→ **To be done**
Pictures stay out of your copy, but everything else in the records below must be repeated exactly.

→ **Given records**
====================

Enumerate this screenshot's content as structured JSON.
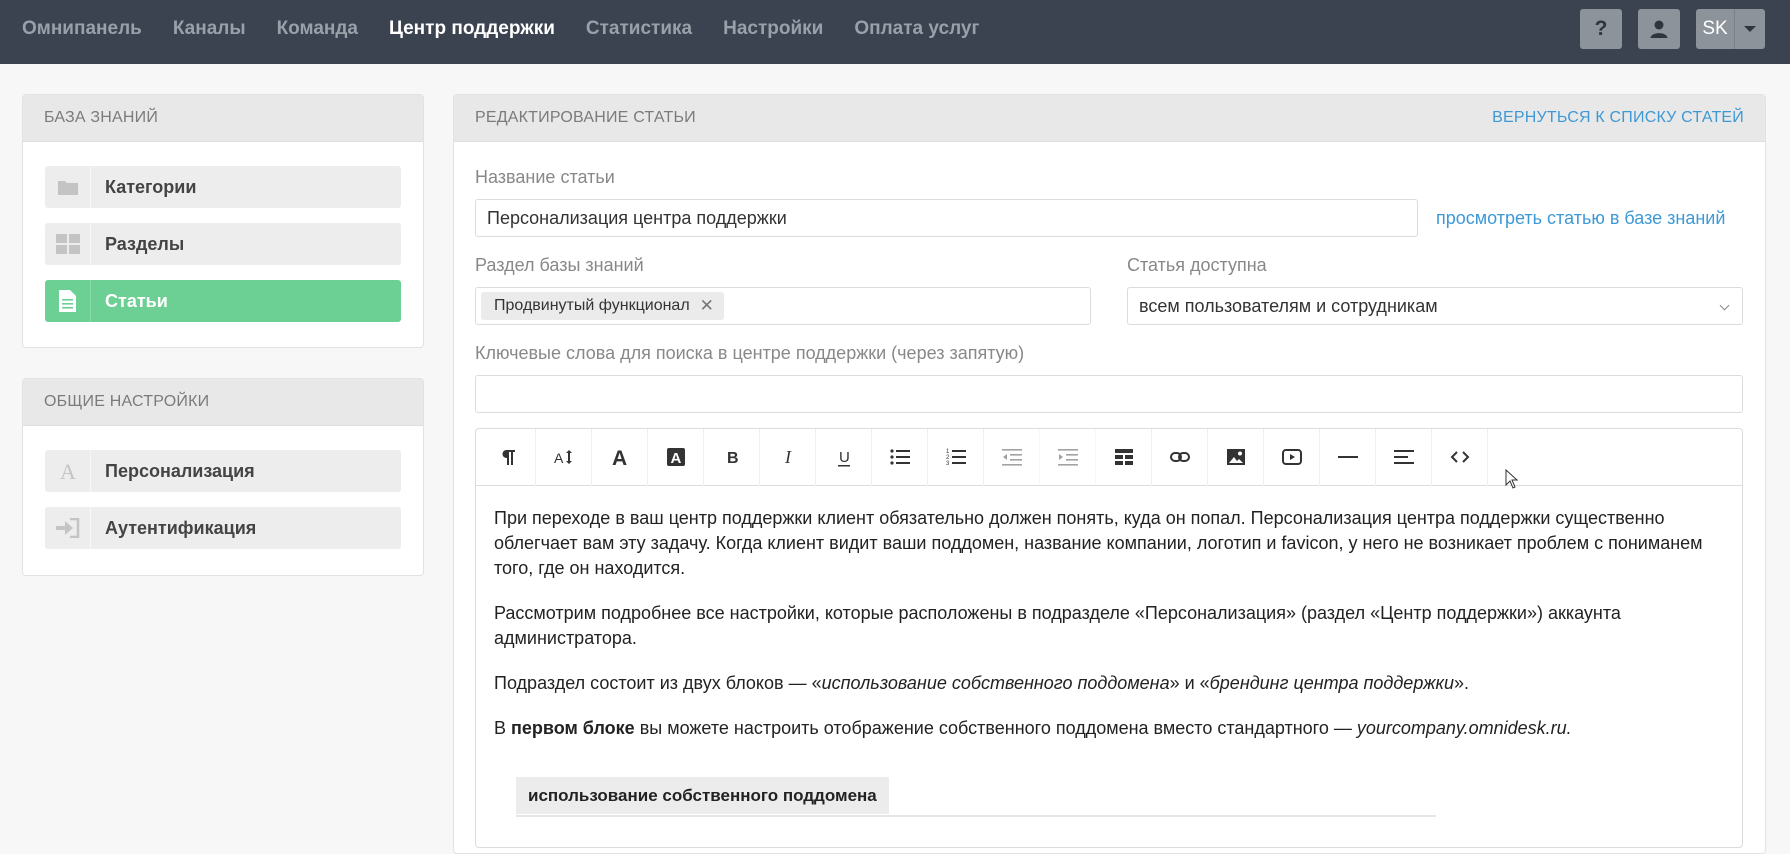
{
  "topnav": {
    "items": [
      {
        "label": "Омнипанель"
      },
      {
        "label": "Каналы"
      },
      {
        "label": "Команда"
      },
      {
        "label": "Центр поддержки"
      },
      {
        "label": "Статистика"
      },
      {
        "label": "Настройки"
      },
      {
        "label": "Оплата услуг"
      }
    ],
    "active_index": 3,
    "help_label": "?",
    "user_initials": "SK"
  },
  "sidebar": {
    "knowledge_base": {
      "title": "БАЗА ЗНАНИЙ",
      "items": [
        {
          "label": "Категории",
          "icon": "folder-icon"
        },
        {
          "label": "Разделы",
          "icon": "grid-icon"
        },
        {
          "label": "Статьи",
          "icon": "document-icon",
          "active": true
        }
      ]
    },
    "general_settings": {
      "title": "ОБЩИЕ НАСТРОЙКИ",
      "items": [
        {
          "label": "Персонализация",
          "icon": "letter-a-icon"
        },
        {
          "label": "Аутентификация",
          "icon": "sign-in-icon"
        }
      ]
    }
  },
  "editor_page": {
    "title": "РЕДАКТИРОВАНИЕ СТАТЬИ",
    "back_link": "ВЕРНУТЬСЯ К СПИСКУ СТАТЕЙ",
    "article_name_label": "Название статьи",
    "article_name_value": "Персонализация центра поддержки",
    "view_link": "просмотреть статью в базе знаний",
    "section_label": "Раздел базы знаний",
    "section_tag": "Продвинутый функционал",
    "access_label": "Статья доступна",
    "access_value": "всем пользователям и сотрудникам",
    "keywords_label": "Ключевые слова для поиска в центре поддержки (через запятую)",
    "keywords_value": ""
  },
  "toolbar": [
    "paragraph-icon",
    "font-size-icon",
    "text-color-icon",
    "background-color-icon",
    "bold-icon",
    "italic-icon",
    "underline-icon",
    "bulleted-list-icon",
    "numbered-list-icon",
    "outdent-icon",
    "indent-icon",
    "table-icon",
    "link-icon",
    "image-icon",
    "video-icon",
    "horizontal-rule-icon",
    "align-icon",
    "code-view-icon"
  ],
  "content": {
    "p1": "При переходе в ваш центр поддержки клиент обязательно должен понять, куда он попал. Персонализация центра поддержки существенно облегчает вам эту задачу. Когда клиент видит ваши поддомен, название компании, логотип и favicon, у него не возникает проблем с пониманем того, где он находится.",
    "p2": "Рассмотрим подробнее все настройки, которые расположены в подразделе «Персонализация» (раздел «Центр поддержки») аккаунта администратора.",
    "p3_a": "Подраздел состоит из двух блоков — «",
    "p3_em1": "использование собственного поддомена",
    "p3_b": "» и «",
    "p3_em2": "брендинг центра поддержки",
    "p3_c": "».",
    "p4_a": "В ",
    "p4_strong": "первом блоке",
    "p4_b": " вы можете настроить отображение собственного поддомена вместо стандартного — ",
    "p4_em": "yourcompany.omnidesk.ru.",
    "screenshot_tab": "использование собственного поддомена"
  }
}
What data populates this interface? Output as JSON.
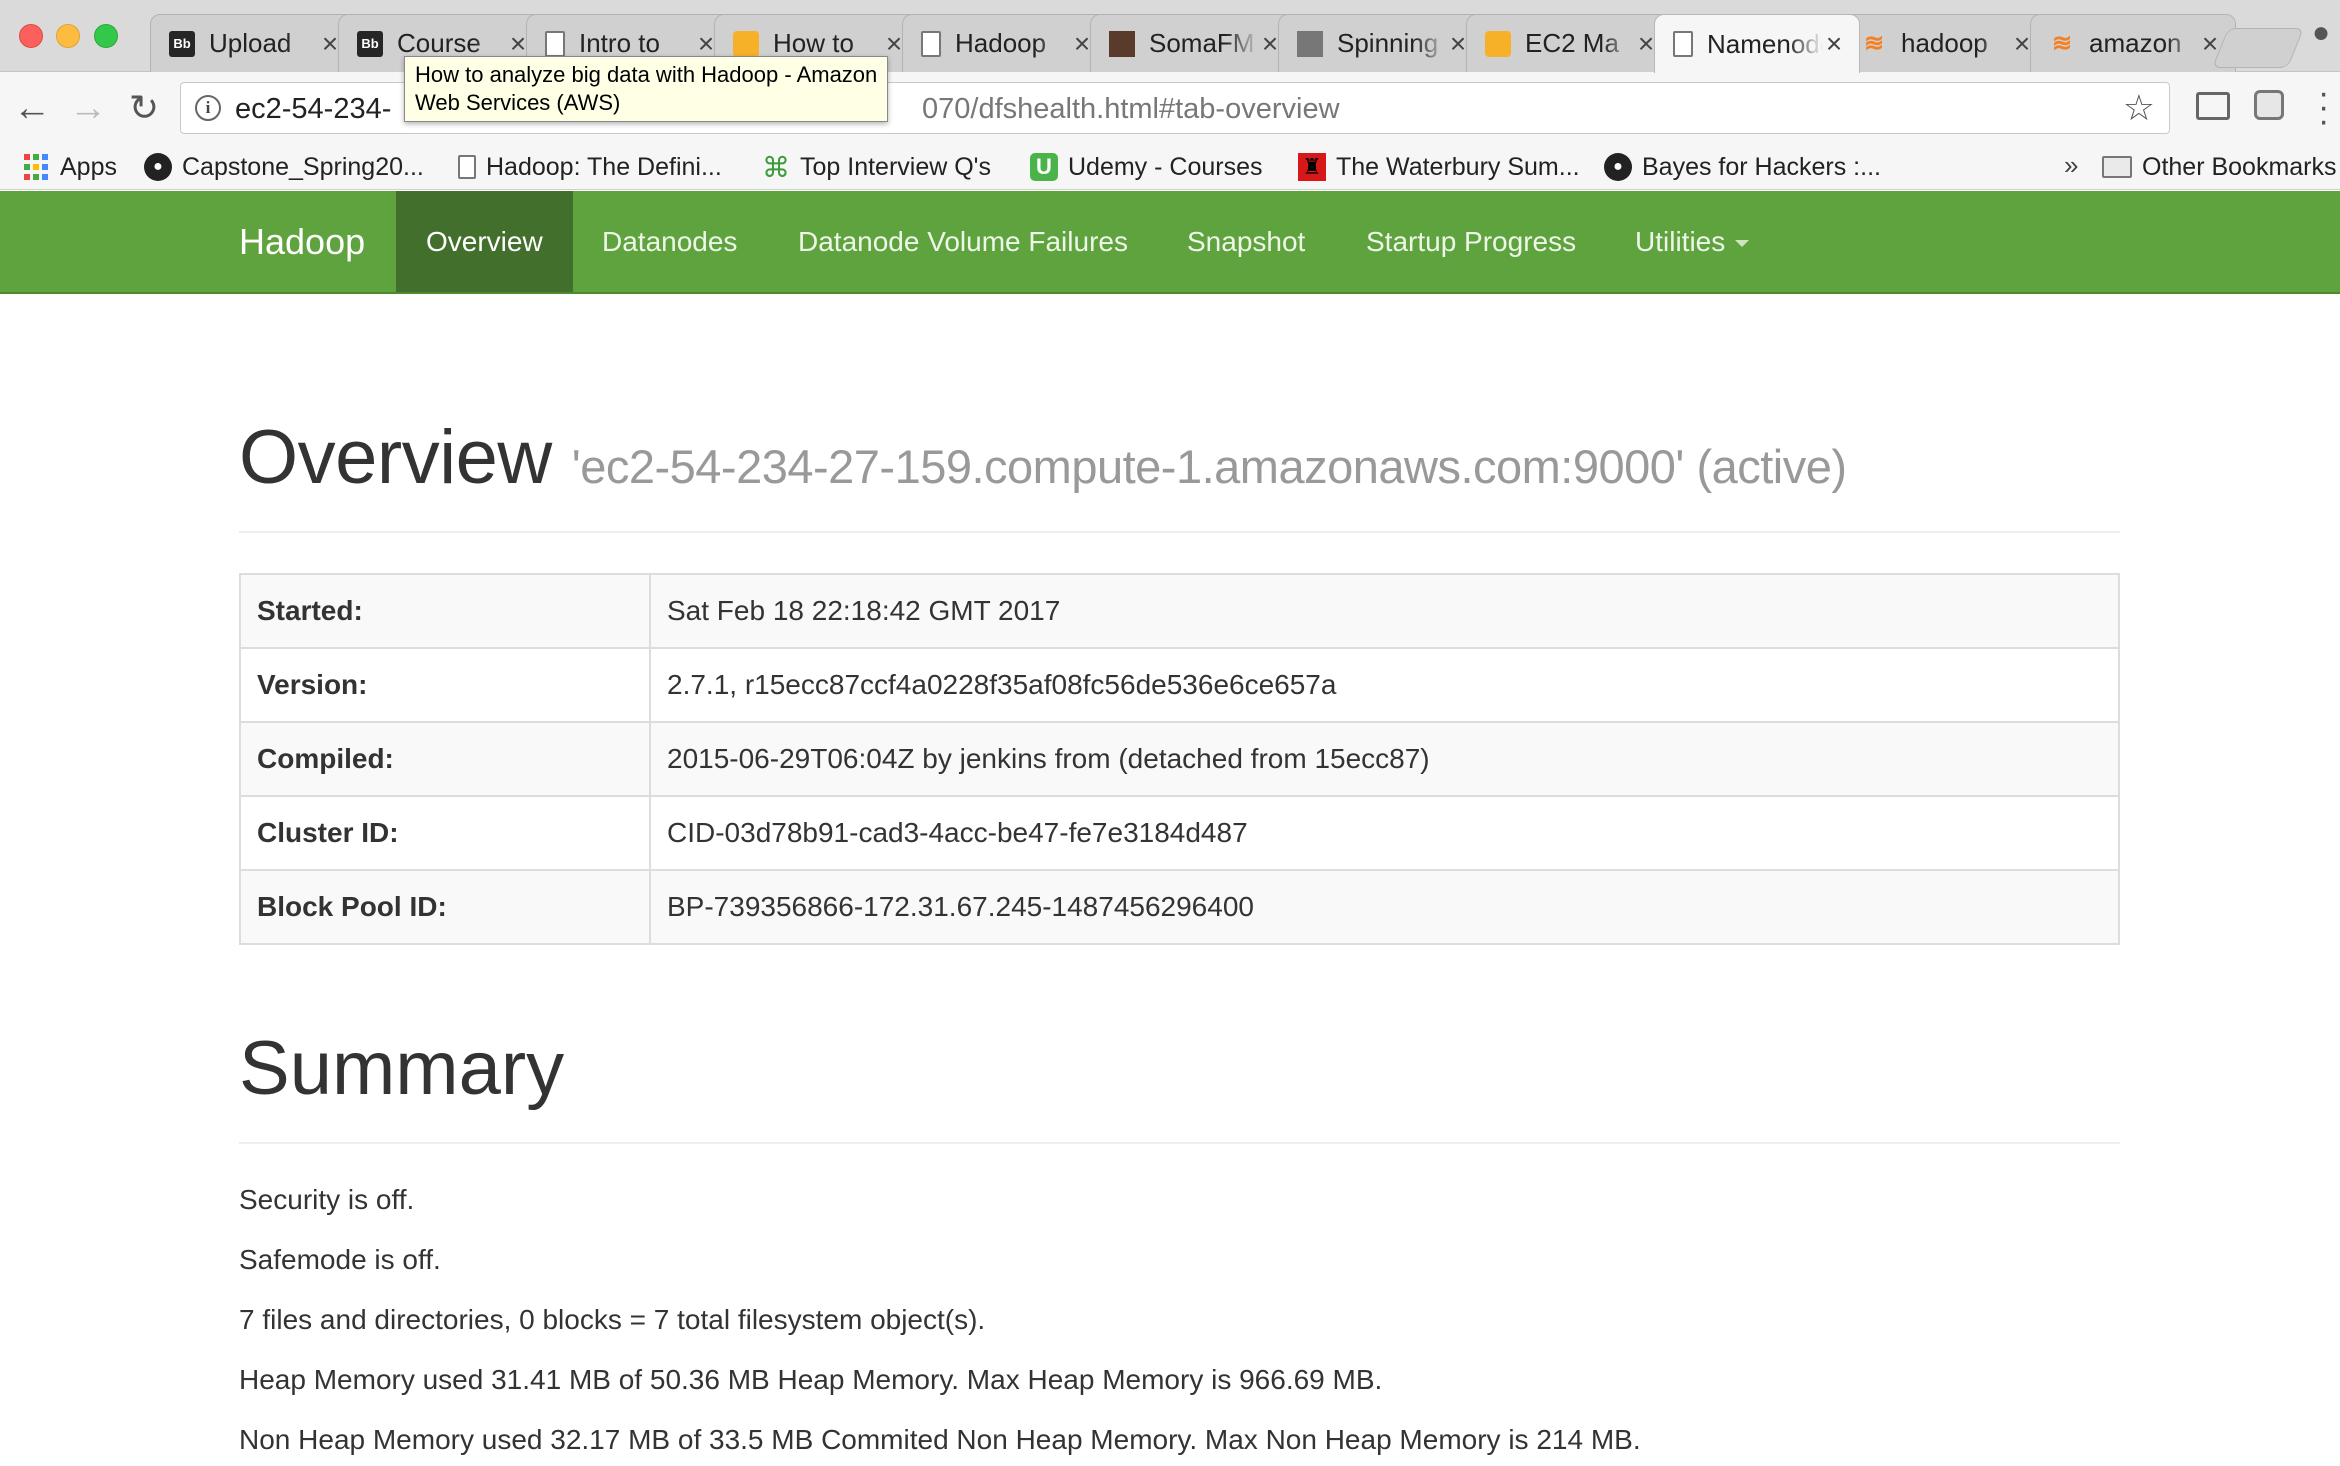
{
  "browser": {
    "tabs": [
      {
        "title": "Upload",
        "icon": "blackboard-icon"
      },
      {
        "title": "Course",
        "icon": "blackboard-icon"
      },
      {
        "title": "Intro to",
        "icon": "document-icon"
      },
      {
        "title": "How to",
        "icon": "aws-icon"
      },
      {
        "title": "Hadoop",
        "icon": "document-icon"
      },
      {
        "title": "SomaFM",
        "icon": "somafm-icon"
      },
      {
        "title": "Spinning",
        "icon": "spinning-icon"
      },
      {
        "title": "EC2 Ma",
        "icon": "aws-icon"
      },
      {
        "title": "Namenode",
        "icon": "document-icon",
        "active": true
      },
      {
        "title": "hadoop",
        "icon": "stackoverflow-icon"
      },
      {
        "title": "amazon",
        "icon": "stackoverflow-icon"
      }
    ],
    "tooltip": [
      "How to analyze big data with Hadoop - Amazon",
      "Web Services (AWS)"
    ],
    "url_visible_start": "ec2-54-234-",
    "url_visible_end": "070/dfshealth.html#tab-overview",
    "bookmarks": [
      {
        "label": "Apps",
        "icon": "apps-grid-icon"
      },
      {
        "label": "Capstone_Spring20...",
        "icon": "github-icon"
      },
      {
        "label": "Hadoop: The Defini...",
        "icon": "document-icon"
      },
      {
        "label": "Top Interview Q's",
        "icon": "clover-icon"
      },
      {
        "label": "Udemy - Courses",
        "icon": "udemy-icon"
      },
      {
        "label": "The Waterbury Sum...",
        "icon": "waterbury-icon"
      },
      {
        "label": "Bayes for Hackers :...",
        "icon": "github-icon"
      }
    ],
    "bookmarks_more": "»",
    "other_bookmarks": "Other Bookmarks"
  },
  "navbar": {
    "brand": "Hadoop",
    "items": [
      {
        "label": "Overview",
        "active": true
      },
      {
        "label": "Datanodes"
      },
      {
        "label": "Datanode Volume Failures"
      },
      {
        "label": "Snapshot"
      },
      {
        "label": "Startup Progress"
      },
      {
        "label": "Utilities",
        "dropdown": true
      }
    ],
    "color": "#5fa33e",
    "active_color": "#426f2c"
  },
  "overview": {
    "heading": "Overview",
    "subheading": "'ec2-54-234-27-159.compute-1.amazonaws.com:9000' (active)",
    "rows": [
      {
        "label": "Started:",
        "value": "Sat Feb 18 22:18:42 GMT 2017"
      },
      {
        "label": "Version:",
        "value": "2.7.1, r15ecc87ccf4a0228f35af08fc56de536e6ce657a"
      },
      {
        "label": "Compiled:",
        "value": "2015-06-29T06:04Z by jenkins from (detached from 15ecc87)"
      },
      {
        "label": "Cluster ID:",
        "value": "CID-03d78b91-cad3-4acc-be47-fe7e3184d487"
      },
      {
        "label": "Block Pool ID:",
        "value": "BP-739356866-172.31.67.245-1487456296400"
      }
    ]
  },
  "summary": {
    "heading": "Summary",
    "lines": [
      "Security is off.",
      "Safemode is off.",
      "7 files and directories, 0 blocks = 7 total filesystem object(s).",
      "Heap Memory used 31.41 MB of 50.36 MB Heap Memory. Max Heap Memory is 966.69 MB.",
      "Non Heap Memory used 32.17 MB of 33.5 MB Commited Non Heap Memory. Max Non Heap Memory is 214 MB."
    ]
  }
}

====================

→ **In response**
Enumerate this screenshot's content as structured JSON.
{
  "topnav": {
    "items": [
      {
        "label": "Омнипанель"
      },
      {
        "label": "Каналы"
      },
      {
        "label": "Команда"
      },
      {
        "label": "Центр поддержки"
      },
      {
        "label": "Статистика"
      },
      {
        "label": "Настройки"
      },
      {
        "label": "Оплата услуг"
      }
    ],
    "active_index": 3,
    "help_label": "?",
    "user_initials": "SK"
  },
  "sidebar": {
    "knowledge_base": {
      "title": "БАЗА ЗНАНИЙ",
      "items": [
        {
          "label": "Категории",
          "icon": "folder-icon"
        },
        {
          "label": "Разделы",
          "icon": "grid-icon"
        },
        {
          "label": "Статьи",
          "icon": "document-icon",
          "active": true
        }
      ]
    },
    "general_settings": {
      "title": "ОБЩИЕ НАСТРОЙКИ",
      "items": [
        {
          "label": "Персонализация",
          "icon": "letter-a-icon"
        },
        {
          "label": "Аутентификация",
          "icon": "sign-in-icon"
        }
      ]
    }
  },
  "editor_page": {
    "title": "РЕДАКТИРОВАНИЕ СТАТЬИ",
    "back_link": "ВЕРНУТЬСЯ К СПИСКУ СТАТЕЙ",
    "article_name_label": "Название статьи",
    "article_name_value": "Персонализация центра поддержки",
    "view_link": "просмотреть статью в базе знаний",
    "section_label": "Раздел базы знаний",
    "section_tag": "Продвинутый функционал",
    "access_label": "Статья доступна",
    "access_value": "всем пользователям и сотрудникам",
    "keywords_label": "Ключевые слова для поиска в центре поддержки (через запятую)",
    "keywords_value": ""
  },
  "toolbar": [
    "paragraph-icon",
    "font-size-icon",
    "text-color-icon",
    "background-color-icon",
    "bold-icon",
    "italic-icon",
    "underline-icon",
    "bulleted-list-icon",
    "numbered-list-icon",
    "outdent-icon",
    "indent-icon",
    "table-icon",
    "link-icon",
    "image-icon",
    "video-icon",
    "horizontal-rule-icon",
    "align-icon",
    "code-view-icon"
  ],
  "content": {
    "p1": "При переходе в ваш центр поддержки клиент обязательно должен понять, куда он попал. Персонализация центра поддержки существенно облегчает вам эту задачу. Когда клиент видит ваши поддомен, название компании, логотип и favicon, у него не возникает проблем с пониманем того, где он находится.",
    "p2": "Рассмотрим подробнее все настройки, которые расположены в подразделе «Персонализация» (раздел «Центр поддержки») аккаунта администратора.",
    "p3_a": "Подраздел состоит из двух блоков — «",
    "p3_em1": "использование собственного поддомена",
    "p3_b": "» и «",
    "p3_em2": "брендинг центра поддержки",
    "p3_c": "».",
    "p4_a": "В ",
    "p4_strong": "первом блоке",
    "p4_b": " вы можете настроить отображение собственного поддомена вместо стандартного — ",
    "p4_em": "yourcompany.omnidesk.ru.",
    "screenshot_tab": "использование собственного поддомена"
  }
}
What data populates this interface? Output as JSON.
{
  "browser": {
    "tabs": [
      {
        "title": "Upload",
        "icon": "blackboard-icon"
      },
      {
        "title": "Course",
        "icon": "blackboard-icon"
      },
      {
        "title": "Intro to",
        "icon": "document-icon"
      },
      {
        "title": "How to",
        "icon": "aws-icon"
      },
      {
        "title": "Hadoop",
        "icon": "document-icon"
      },
      {
        "title": "SomaFM",
        "icon": "somafm-icon"
      },
      {
        "title": "Spinning",
        "icon": "spinning-icon"
      },
      {
        "title": "EC2 Ma",
        "icon": "aws-icon"
      },
      {
        "title": "Namenode",
        "icon": "document-icon",
        "active": true
      },
      {
        "title": "hadoop",
        "icon": "stackoverflow-icon"
      },
      {
        "title": "amazon",
        "icon": "stackoverflow-icon"
      }
    ],
    "tooltip": [
      "How to analyze big data with Hadoop - Amazon",
      "Web Services (AWS)"
    ],
    "url_visible_start": "ec2-54-234-",
    "url_visible_end": "070/dfshealth.html#tab-overview",
    "bookmarks": [
      {
        "label": "Apps",
        "icon": "apps-grid-icon"
      },
      {
        "label": "Capstone_Spring20...",
        "icon": "github-icon"
      },
      {
        "label": "Hadoop: The Defini...",
        "icon": "document-icon"
      },
      {
        "label": "Top Interview Q's",
        "icon": "clover-icon"
      },
      {
        "label": "Udemy - Courses",
        "icon": "udemy-icon"
      },
      {
        "label": "The Waterbury Sum...",
        "icon": "waterbury-icon"
      },
      {
        "label": "Bayes for Hackers :...",
        "icon": "github-icon"
      }
    ],
    "bookmarks_more": "»",
    "other_bookmarks": "Other Bookmarks"
  },
  "navbar": {
    "brand": "Hadoop",
    "items": [
      {
        "label": "Overview",
        "active": true
      },
      {
        "label": "Datanodes"
      },
      {
        "label": "Datanode Volume Failures"
      },
      {
        "label": "Snapshot"
      },
      {
        "label": "Startup Progress"
      },
      {
        "label": "Utilities",
        "dropdown": true
      }
    ],
    "color": "#5fa33e",
    "active_color": "#426f2c"
  },
  "overview": {
    "heading": "Overview",
    "subheading": "'ec2-54-234-27-159.compute-1.amazonaws.com:9000' (active)",
    "rows": [
      {
        "label": "Started:",
        "value": "Sat Feb 18 22:18:42 GMT 2017"
      },
      {
        "label": "Version:",
        "value": "2.7.1, r15ecc87ccf4a0228f35af08fc56de536e6ce657a"
      },
      {
        "label": "Compiled:",
        "value": "2015-06-29T06:04Z by jenkins from (detached from 15ecc87)"
      },
      {
        "label": "Cluster ID:",
        "value": "CID-03d78b91-cad3-4acc-be47-fe7e3184d487"
      },
      {
        "label": "Block Pool ID:",
        "value": "BP-739356866-172.31.67.245-1487456296400"
      }
    ]
  },
  "summary": {
    "heading": "Summary",
    "lines": [
      "Security is off.",
      "Safemode is off.",
      "7 files and directories, 0 blocks = 7 total filesystem object(s).",
      "Heap Memory used 31.41 MB of 50.36 MB Heap Memory. Max Heap Memory is 966.69 MB.",
      "Non Heap Memory used 32.17 MB of 33.5 MB Commited Non Heap Memory. Max Non Heap Memory is 214 MB."
    ]
  }
}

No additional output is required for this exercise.